— Begin —
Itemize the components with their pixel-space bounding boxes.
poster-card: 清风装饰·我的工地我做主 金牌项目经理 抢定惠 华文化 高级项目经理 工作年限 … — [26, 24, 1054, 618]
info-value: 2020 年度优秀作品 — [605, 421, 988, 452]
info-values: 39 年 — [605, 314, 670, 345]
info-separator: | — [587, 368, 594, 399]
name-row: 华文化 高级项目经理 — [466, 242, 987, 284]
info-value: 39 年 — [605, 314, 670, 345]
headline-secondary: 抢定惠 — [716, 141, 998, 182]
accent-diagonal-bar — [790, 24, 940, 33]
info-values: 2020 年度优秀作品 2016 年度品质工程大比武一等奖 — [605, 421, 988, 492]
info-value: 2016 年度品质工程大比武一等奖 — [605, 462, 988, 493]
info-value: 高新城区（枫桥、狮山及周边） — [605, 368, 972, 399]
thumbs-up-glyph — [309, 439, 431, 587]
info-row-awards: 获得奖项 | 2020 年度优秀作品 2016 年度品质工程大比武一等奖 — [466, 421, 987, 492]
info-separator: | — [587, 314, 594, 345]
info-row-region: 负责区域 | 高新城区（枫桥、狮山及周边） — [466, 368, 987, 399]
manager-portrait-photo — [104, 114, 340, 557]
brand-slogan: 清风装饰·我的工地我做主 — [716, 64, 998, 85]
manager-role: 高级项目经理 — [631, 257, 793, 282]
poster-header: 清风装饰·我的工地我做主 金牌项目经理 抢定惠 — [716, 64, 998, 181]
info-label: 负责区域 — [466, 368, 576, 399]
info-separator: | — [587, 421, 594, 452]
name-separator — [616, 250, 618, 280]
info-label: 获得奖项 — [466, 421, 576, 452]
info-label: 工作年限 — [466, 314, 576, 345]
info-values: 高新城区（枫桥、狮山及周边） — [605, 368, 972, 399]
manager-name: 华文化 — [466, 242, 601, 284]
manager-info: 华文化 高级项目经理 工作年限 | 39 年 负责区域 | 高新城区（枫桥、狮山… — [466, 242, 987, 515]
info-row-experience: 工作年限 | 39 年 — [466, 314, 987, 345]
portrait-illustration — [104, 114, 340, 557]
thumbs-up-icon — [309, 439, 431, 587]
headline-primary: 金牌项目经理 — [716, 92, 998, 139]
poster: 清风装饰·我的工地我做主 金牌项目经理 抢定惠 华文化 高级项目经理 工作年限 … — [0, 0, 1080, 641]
— End —
Your task: Copy every line above character for character, changing nothing.

Answer for the task:
Itemize the components with their pixel-space bounding boxes.
poster-card: 清风装饰·我的工地我做主 金牌项目经理 抢定惠 华文化 高级项目经理 工作年限 … — [26, 24, 1054, 618]
info-value: 2020 年度优秀作品 — [605, 421, 988, 452]
info-values: 39 年 — [605, 314, 670, 345]
info-separator: | — [587, 368, 594, 399]
name-row: 华文化 高级项目经理 — [466, 242, 987, 284]
info-value: 39 年 — [605, 314, 670, 345]
headline-secondary: 抢定惠 — [716, 141, 998, 182]
accent-diagonal-bar — [790, 24, 940, 33]
info-values: 2020 年度优秀作品 2016 年度品质工程大比武一等奖 — [605, 421, 988, 492]
info-value: 2016 年度品质工程大比武一等奖 — [605, 462, 988, 493]
info-value: 高新城区（枫桥、狮山及周边） — [605, 368, 972, 399]
thumbs-up-glyph — [309, 439, 431, 587]
info-row-awards: 获得奖项 | 2020 年度优秀作品 2016 年度品质工程大比武一等奖 — [466, 421, 987, 492]
info-separator: | — [587, 314, 594, 345]
info-row-region: 负责区域 | 高新城区（枫桥、狮山及周边） — [466, 368, 987, 399]
manager-portrait-photo — [104, 114, 340, 557]
brand-slogan: 清风装饰·我的工地我做主 — [716, 64, 998, 85]
manager-role: 高级项目经理 — [631, 257, 793, 282]
poster-header: 清风装饰·我的工地我做主 金牌项目经理 抢定惠 — [716, 64, 998, 181]
info-label: 负责区域 — [466, 368, 576, 399]
info-separator: | — [587, 421, 594, 452]
name-separator — [616, 250, 618, 280]
info-label: 获得奖项 — [466, 421, 576, 452]
info-label: 工作年限 — [466, 314, 576, 345]
info-values: 高新城区（枫桥、狮山及周边） — [605, 368, 972, 399]
manager-name: 华文化 — [466, 242, 601, 284]
manager-info: 华文化 高级项目经理 工作年限 | 39 年 负责区域 | 高新城区（枫桥、狮山… — [466, 242, 987, 515]
info-row-experience: 工作年限 | 39 年 — [466, 314, 987, 345]
portrait-illustration — [104, 114, 340, 557]
thumbs-up-icon — [309, 439, 431, 587]
headline-primary: 金牌项目经理 — [716, 92, 998, 139]
poster: 清风装饰·我的工地我做主 金牌项目经理 抢定惠 华文化 高级项目经理 工作年限 … — [0, 0, 1080, 641]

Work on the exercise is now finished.